- _Material for this exercise_:
'''

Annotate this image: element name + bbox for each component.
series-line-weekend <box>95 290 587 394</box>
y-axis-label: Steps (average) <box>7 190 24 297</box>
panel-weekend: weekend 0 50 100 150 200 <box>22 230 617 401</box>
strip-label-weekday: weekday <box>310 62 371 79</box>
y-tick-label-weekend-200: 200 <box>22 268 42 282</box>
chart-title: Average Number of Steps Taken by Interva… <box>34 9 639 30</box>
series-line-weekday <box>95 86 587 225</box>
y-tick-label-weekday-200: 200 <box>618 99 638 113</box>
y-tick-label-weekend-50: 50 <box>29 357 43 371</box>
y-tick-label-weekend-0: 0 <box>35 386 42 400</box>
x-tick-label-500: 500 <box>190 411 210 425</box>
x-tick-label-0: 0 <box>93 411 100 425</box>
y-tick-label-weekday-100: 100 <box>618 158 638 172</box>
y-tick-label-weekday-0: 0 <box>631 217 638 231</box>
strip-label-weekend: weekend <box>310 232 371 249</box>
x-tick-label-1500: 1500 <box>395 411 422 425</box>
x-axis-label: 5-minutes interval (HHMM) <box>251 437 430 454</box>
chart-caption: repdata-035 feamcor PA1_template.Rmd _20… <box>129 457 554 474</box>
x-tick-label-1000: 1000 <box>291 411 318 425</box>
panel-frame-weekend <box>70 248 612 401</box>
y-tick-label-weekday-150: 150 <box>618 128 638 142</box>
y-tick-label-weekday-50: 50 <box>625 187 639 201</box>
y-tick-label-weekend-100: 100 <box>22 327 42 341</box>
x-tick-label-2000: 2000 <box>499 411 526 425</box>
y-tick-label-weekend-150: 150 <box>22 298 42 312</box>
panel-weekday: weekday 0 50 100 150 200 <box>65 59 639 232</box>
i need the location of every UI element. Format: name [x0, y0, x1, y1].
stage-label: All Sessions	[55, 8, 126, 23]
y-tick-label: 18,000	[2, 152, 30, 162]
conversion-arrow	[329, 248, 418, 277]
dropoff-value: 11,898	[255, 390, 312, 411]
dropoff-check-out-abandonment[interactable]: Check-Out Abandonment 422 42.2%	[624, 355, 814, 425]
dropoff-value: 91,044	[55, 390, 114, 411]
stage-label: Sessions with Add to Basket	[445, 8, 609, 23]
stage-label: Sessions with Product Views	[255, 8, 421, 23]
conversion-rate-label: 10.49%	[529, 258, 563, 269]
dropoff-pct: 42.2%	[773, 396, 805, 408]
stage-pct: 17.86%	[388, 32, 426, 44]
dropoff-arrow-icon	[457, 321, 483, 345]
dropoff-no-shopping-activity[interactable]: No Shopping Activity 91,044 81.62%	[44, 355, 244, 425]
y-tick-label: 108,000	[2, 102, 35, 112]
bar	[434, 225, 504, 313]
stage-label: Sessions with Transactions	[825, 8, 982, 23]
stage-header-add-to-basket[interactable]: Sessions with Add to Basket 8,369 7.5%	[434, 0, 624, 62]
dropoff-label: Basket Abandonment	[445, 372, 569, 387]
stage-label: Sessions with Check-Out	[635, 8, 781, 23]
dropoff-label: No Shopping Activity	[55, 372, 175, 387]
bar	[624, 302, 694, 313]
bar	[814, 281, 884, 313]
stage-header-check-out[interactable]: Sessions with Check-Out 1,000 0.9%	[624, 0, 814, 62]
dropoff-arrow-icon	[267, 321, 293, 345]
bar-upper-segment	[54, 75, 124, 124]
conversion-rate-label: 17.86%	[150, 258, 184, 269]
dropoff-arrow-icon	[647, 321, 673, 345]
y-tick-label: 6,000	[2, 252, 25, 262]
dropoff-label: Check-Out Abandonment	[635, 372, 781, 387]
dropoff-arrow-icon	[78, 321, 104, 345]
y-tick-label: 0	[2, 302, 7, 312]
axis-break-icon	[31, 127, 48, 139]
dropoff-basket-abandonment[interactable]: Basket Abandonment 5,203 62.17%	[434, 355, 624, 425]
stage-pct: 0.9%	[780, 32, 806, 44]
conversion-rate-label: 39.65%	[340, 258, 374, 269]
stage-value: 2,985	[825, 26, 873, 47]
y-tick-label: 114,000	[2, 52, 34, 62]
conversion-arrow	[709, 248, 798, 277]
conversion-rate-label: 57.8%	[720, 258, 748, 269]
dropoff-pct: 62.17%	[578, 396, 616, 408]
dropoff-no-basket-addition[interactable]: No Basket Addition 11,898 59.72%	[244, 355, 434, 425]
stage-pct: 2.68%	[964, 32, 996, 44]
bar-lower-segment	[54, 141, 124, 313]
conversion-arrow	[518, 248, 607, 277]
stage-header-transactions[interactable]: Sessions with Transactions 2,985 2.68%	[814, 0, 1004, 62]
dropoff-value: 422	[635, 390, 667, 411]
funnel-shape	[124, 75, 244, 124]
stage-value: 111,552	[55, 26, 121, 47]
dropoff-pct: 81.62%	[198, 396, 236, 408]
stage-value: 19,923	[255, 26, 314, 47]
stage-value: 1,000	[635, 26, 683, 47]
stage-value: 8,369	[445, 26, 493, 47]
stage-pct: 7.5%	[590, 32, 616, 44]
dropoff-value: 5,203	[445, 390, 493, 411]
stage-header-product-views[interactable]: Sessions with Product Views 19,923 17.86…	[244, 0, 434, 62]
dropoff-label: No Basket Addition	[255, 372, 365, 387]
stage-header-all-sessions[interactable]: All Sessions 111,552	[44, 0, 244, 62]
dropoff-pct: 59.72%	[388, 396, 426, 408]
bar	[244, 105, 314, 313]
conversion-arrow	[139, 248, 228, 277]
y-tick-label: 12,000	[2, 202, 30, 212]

'''

- _Work to be completed_: Reproduce every one of the lines above word for word, keeping each in its original order.

- _Exercise response_:
Annotate this image: element name + bbox for each component.
series-line-weekend <box>95 290 587 394</box>
y-axis-label: Steps (average) <box>7 190 24 297</box>
panel-weekend: weekend 0 50 100 150 200 <box>22 230 617 401</box>
strip-label-weekday: weekday <box>310 62 371 79</box>
y-tick-label-weekend-200: 200 <box>22 268 42 282</box>
chart-title: Average Number of Steps Taken by Interva… <box>34 9 639 30</box>
series-line-weekday <box>95 86 587 225</box>
y-tick-label-weekday-200: 200 <box>618 99 638 113</box>
y-tick-label-weekend-50: 50 <box>29 357 43 371</box>
y-tick-label-weekend-0: 0 <box>35 386 42 400</box>
x-tick-label-500: 500 <box>190 411 210 425</box>
x-tick-label-0: 0 <box>93 411 100 425</box>
y-tick-label-weekday-100: 100 <box>618 158 638 172</box>
y-tick-label-weekday-0: 0 <box>631 217 638 231</box>
strip-label-weekend: weekend <box>310 232 371 249</box>
x-tick-label-1500: 1500 <box>395 411 422 425</box>
x-axis-label: 5-minutes interval (HHMM) <box>251 437 430 454</box>
chart-caption: repdata-035 feamcor PA1_template.Rmd _20… <box>129 457 554 474</box>
x-tick-label-1000: 1000 <box>291 411 318 425</box>
panel-frame-weekend <box>70 248 612 401</box>
y-tick-label-weekday-150: 150 <box>618 128 638 142</box>
y-tick-label-weekday-50: 50 <box>625 187 639 201</box>
y-tick-label-weekend-100: 100 <box>22 327 42 341</box>
x-tick-label-2000: 2000 <box>499 411 526 425</box>
y-tick-label-weekend-150: 150 <box>22 298 42 312</box>
panel-weekday: weekday 0 50 100 150 200 <box>65 59 639 232</box>
i need the location of every UI element. Format: name [x0, y0, x1, y1].
stage-label: All Sessions	[55, 8, 126, 23]
y-tick-label: 18,000	[2, 152, 30, 162]
conversion-arrow	[329, 248, 418, 277]
dropoff-value: 11,898	[255, 390, 312, 411]
dropoff-check-out-abandonment[interactable]: Check-Out Abandonment 422 42.2%	[624, 355, 814, 425]
dropoff-value: 91,044	[55, 390, 114, 411]
stage-label: Sessions with Add to Basket	[445, 8, 609, 23]
stage-label: Sessions with Product Views	[255, 8, 421, 23]
conversion-rate-label: 10.49%	[529, 258, 563, 269]
dropoff-pct: 42.2%	[773, 396, 805, 408]
stage-pct: 17.86%	[388, 32, 426, 44]
dropoff-arrow-icon	[457, 321, 483, 345]
dropoff-no-shopping-activity[interactable]: No Shopping Activity 91,044 81.62%	[44, 355, 244, 425]
y-tick-label: 108,000	[2, 102, 35, 112]
bar	[434, 225, 504, 313]
stage-label: Sessions with Transactions	[825, 8, 982, 23]
stage-header-add-to-basket[interactable]: Sessions with Add to Basket 8,369 7.5%	[434, 0, 624, 62]
dropoff-label: Basket Abandonment	[445, 372, 569, 387]
stage-label: Sessions with Check-Out	[635, 8, 781, 23]
dropoff-label: No Shopping Activity	[55, 372, 175, 387]
bar	[624, 302, 694, 313]
bar	[814, 281, 884, 313]
stage-header-check-out[interactable]: Sessions with Check-Out 1,000 0.9%	[624, 0, 814, 62]
dropoff-arrow-icon	[267, 321, 293, 345]
bar-upper-segment	[54, 75, 124, 124]
conversion-rate-label: 17.86%	[150, 258, 184, 269]
dropoff-arrow-icon	[647, 321, 673, 345]
y-tick-label: 6,000	[2, 252, 25, 262]
dropoff-label: Check-Out Abandonment	[635, 372, 781, 387]
dropoff-arrow-icon	[78, 321, 104, 345]
y-tick-label: 0	[2, 302, 7, 312]
axis-break-icon	[31, 127, 48, 139]
dropoff-basket-abandonment[interactable]: Basket Abandonment 5,203 62.17%	[434, 355, 624, 425]
stage-pct: 0.9%	[780, 32, 806, 44]
conversion-rate-label: 39.65%	[340, 258, 374, 269]
stage-value: 2,985	[825, 26, 873, 47]
y-tick-label: 114,000	[2, 52, 34, 62]
conversion-arrow	[709, 248, 798, 277]
conversion-rate-label: 57.8%	[720, 258, 748, 269]
dropoff-pct: 62.17%	[578, 396, 616, 408]
dropoff-no-basket-addition[interactable]: No Basket Addition 11,898 59.72%	[244, 355, 434, 425]
stage-pct: 2.68%	[964, 32, 996, 44]
bar-lower-segment	[54, 141, 124, 313]
conversion-arrow	[518, 248, 607, 277]
stage-header-transactions[interactable]: Sessions with Transactions 2,985 2.68%	[814, 0, 1004, 62]
dropoff-value: 422	[635, 390, 667, 411]
funnel-shape	[124, 75, 244, 124]
stage-value: 111,552	[55, 26, 121, 47]
dropoff-pct: 81.62%	[198, 396, 236, 408]
stage-value: 19,923	[255, 26, 314, 47]
stage-value: 1,000	[635, 26, 683, 47]
stage-value: 8,369	[445, 26, 493, 47]
stage-pct: 7.5%	[590, 32, 616, 44]
dropoff-value: 5,203	[445, 390, 493, 411]
stage-header-product-views[interactable]: Sessions with Product Views 19,923 17.86…	[244, 0, 434, 62]
dropoff-label: No Basket Addition	[255, 372, 365, 387]
stage-header-all-sessions[interactable]: All Sessions 111,552	[44, 0, 244, 62]
dropoff-pct: 59.72%	[388, 396, 426, 408]
bar	[244, 105, 314, 313]
conversion-arrow	[139, 248, 228, 277]
y-tick-label: 12,000	[2, 202, 30, 212]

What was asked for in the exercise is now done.